Lavoro da svolgere:
Indica se ciascuna affermazione concorda con l'articolo sul derby tra Avellino e Caserta, rispondendo sì o no e citando le parole decisive dell'articolo.
1. Secondo Sacripanti, in questa stagione Caserta ha perso una sola partita in casa.
2. Secondo l'allenatore, Caserta fa ruotare dieci giocatori.
3. Randolph ha avuto problemi in allenamento.

Testo da leggere:

◇ ◇ ◇ ◇ ◇ ◇ ◇

Sacripanti carica il derby: “Caserta a suo agio in casa, ma vogliamo i due punti”

Sacripanti carica il derby: “Caserta a suo agio in casa, ma vogliamo i due punti”

by 30 dicembre 2016

Tempo di derby in casa Sidigas Avellino, il coach Pino Sacripanti si presenta carico al cospetto dei cronisti in vista della sfida in casa della Juvecaserta: “Gara importante contro una squadra che finora ha fatto benissimo, nonostante le tre sconfitte accumulate nell’ultimo periodo. Caserta sta giocando al di sopra delle proprio aspettative, Sosa è un giocatore che inventa canestri da solo, poi ha l’esperienza di Cinciarini. Ruota otto giocatori mantenendo un’identità precisa e i numeri parlano chiaro: solo una sconfitta interna in stagione, per cui sul loro campo si sentono a proprio agio”.

Contropiede e talento sugli esterni i punti di forza della Pasta Reggia, secondo il coach della Scandone: “In casa trovano tiri con ampie percentuali, trovando gli spazi giusti per attaccare. Dobbiamo essere bravi a gestire il ritmo e a non farli correre troppo. Ma più che guardare a loro dobbiamo guardare a noi stessi: problemi in allenamento per Randolph, che oggi verranno valutati”.

◇ ◇ ◇ ◇ ◇ ◇ ◇

Dati di lavoro:
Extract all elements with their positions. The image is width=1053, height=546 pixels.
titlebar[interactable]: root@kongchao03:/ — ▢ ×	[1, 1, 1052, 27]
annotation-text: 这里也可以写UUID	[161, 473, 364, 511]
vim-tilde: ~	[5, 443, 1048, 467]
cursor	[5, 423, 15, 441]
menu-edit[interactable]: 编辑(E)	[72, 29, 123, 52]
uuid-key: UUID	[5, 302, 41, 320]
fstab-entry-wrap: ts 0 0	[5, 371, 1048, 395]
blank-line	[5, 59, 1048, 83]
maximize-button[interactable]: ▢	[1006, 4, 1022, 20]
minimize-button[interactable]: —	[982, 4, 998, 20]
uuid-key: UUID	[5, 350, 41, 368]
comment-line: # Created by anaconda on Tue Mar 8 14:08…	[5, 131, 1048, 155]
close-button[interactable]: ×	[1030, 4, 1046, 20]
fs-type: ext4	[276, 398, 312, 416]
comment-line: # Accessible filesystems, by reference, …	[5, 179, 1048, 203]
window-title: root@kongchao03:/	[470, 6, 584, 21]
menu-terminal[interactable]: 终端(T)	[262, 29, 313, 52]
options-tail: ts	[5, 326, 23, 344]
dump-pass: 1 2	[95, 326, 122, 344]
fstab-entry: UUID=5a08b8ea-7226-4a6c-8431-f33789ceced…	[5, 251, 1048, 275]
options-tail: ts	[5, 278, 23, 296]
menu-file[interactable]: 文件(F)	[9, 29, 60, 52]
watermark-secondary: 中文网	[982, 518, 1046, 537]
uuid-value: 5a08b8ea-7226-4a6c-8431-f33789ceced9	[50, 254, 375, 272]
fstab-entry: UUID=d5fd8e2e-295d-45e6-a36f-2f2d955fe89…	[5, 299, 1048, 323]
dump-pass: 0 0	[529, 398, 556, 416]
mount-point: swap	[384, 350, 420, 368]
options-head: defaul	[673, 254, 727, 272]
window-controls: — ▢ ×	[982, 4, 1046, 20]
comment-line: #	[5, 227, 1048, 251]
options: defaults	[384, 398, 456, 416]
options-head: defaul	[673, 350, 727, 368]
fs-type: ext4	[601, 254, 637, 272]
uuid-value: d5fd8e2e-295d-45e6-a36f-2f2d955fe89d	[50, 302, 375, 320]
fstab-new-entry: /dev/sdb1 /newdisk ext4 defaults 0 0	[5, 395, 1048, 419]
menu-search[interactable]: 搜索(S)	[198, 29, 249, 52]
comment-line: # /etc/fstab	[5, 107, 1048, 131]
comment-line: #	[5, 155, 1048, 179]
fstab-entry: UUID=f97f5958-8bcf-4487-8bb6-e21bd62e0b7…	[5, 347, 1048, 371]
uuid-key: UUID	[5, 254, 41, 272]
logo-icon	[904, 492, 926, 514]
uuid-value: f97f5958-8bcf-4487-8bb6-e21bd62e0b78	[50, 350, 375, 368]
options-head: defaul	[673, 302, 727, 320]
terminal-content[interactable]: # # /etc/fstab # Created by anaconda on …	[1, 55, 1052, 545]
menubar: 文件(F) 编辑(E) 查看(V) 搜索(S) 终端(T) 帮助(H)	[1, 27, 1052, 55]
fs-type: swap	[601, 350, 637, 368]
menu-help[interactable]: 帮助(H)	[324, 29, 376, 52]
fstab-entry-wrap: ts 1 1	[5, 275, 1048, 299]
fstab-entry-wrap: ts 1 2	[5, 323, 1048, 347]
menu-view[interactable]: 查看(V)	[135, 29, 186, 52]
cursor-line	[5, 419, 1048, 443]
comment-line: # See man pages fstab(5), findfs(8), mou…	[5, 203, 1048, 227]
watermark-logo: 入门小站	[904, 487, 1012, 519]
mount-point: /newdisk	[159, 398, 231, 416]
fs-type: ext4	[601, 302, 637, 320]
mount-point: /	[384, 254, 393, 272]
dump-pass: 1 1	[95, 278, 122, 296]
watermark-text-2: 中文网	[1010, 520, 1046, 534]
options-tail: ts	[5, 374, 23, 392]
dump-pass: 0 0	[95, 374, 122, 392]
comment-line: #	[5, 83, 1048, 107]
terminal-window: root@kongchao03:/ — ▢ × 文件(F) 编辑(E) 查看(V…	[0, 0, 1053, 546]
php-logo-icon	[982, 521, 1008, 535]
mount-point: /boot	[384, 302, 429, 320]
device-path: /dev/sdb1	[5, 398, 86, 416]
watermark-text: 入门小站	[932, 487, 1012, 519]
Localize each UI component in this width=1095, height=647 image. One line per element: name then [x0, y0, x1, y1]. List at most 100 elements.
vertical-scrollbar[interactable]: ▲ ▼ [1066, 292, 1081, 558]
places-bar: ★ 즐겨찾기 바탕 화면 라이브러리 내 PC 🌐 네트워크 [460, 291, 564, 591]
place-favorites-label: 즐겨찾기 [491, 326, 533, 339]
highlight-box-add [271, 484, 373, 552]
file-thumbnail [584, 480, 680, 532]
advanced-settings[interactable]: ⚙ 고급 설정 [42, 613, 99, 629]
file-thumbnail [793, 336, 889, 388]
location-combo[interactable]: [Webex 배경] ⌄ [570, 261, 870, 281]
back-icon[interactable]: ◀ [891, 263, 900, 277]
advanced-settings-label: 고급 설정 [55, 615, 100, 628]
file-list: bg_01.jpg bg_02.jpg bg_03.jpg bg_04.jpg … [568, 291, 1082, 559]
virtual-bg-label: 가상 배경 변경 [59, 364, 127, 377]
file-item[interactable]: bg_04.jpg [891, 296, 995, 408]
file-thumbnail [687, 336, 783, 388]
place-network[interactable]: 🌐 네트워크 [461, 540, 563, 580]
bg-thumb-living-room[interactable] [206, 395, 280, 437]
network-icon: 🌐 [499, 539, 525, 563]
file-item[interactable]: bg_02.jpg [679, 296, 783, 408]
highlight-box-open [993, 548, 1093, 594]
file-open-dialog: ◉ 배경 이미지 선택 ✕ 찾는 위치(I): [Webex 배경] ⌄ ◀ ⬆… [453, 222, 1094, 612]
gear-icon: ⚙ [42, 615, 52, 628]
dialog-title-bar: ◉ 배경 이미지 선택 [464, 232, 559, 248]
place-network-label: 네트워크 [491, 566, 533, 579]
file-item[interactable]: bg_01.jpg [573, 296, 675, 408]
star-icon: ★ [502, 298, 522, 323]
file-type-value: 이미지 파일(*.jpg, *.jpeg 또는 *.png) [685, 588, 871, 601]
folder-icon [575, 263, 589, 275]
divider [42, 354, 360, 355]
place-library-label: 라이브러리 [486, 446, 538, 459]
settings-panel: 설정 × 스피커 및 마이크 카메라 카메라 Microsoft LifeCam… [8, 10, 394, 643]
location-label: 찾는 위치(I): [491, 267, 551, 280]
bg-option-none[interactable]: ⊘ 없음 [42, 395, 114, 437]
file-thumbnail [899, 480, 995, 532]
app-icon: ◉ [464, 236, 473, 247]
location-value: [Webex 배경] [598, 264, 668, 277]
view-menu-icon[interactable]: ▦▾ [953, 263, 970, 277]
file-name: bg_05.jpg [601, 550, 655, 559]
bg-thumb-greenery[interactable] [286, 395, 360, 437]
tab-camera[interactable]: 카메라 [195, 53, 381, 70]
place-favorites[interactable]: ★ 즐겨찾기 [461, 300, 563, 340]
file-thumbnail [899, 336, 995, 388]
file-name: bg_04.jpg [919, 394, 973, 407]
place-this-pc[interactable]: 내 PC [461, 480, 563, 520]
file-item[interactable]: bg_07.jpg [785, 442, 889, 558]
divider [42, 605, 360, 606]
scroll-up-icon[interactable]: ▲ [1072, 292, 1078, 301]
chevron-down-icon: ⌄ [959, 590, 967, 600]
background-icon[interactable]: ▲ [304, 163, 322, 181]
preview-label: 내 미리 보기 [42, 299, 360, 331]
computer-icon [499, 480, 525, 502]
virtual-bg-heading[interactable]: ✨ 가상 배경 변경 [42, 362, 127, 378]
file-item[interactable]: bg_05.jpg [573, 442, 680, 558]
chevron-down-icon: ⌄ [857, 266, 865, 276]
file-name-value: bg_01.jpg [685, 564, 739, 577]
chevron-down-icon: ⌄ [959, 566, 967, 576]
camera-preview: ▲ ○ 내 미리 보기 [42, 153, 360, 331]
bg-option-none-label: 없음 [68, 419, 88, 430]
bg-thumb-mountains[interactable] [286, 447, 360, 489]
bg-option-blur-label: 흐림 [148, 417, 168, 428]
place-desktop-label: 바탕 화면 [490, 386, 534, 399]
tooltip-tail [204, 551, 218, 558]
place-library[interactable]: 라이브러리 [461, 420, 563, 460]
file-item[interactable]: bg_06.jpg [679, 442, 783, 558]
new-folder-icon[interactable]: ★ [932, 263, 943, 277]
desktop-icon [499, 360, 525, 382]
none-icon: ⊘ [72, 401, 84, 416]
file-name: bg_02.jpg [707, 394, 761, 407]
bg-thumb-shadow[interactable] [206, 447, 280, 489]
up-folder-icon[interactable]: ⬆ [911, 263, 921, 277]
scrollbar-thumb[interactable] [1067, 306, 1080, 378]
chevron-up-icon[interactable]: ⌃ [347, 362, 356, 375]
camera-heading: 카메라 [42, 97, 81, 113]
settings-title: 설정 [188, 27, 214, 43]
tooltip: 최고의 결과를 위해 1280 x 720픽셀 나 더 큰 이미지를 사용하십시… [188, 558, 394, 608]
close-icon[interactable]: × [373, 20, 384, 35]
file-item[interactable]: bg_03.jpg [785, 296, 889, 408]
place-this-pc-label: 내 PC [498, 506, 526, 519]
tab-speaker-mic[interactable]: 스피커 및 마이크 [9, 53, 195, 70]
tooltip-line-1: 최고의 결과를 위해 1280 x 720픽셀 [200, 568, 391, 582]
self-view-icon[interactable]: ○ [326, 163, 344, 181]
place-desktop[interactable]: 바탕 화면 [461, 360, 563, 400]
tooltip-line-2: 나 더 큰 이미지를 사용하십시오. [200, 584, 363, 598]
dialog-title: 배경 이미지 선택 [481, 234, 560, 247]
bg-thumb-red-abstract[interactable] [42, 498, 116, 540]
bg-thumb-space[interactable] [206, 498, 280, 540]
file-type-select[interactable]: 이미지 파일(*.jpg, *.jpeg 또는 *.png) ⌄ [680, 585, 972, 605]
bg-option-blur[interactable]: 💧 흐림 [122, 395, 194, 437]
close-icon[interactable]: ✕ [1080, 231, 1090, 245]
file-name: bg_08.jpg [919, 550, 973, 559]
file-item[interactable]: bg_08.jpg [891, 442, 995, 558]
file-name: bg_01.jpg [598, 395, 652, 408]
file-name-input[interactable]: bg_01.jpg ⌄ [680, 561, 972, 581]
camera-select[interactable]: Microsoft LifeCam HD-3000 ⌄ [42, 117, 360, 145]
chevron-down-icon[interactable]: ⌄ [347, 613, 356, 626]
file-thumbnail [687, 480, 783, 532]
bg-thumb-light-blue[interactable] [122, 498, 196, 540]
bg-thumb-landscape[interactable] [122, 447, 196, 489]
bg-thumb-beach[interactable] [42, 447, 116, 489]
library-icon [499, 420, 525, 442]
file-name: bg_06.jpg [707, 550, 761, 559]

◇ ◇ ◇ ◇ ◇ ◇ ◇

Soluzione:
1. Sì: «solo una sconfitta interna in stagione»
2. No: «Ruota otto giocatori»
3. Sì: «problemi in allenamento per Randolph»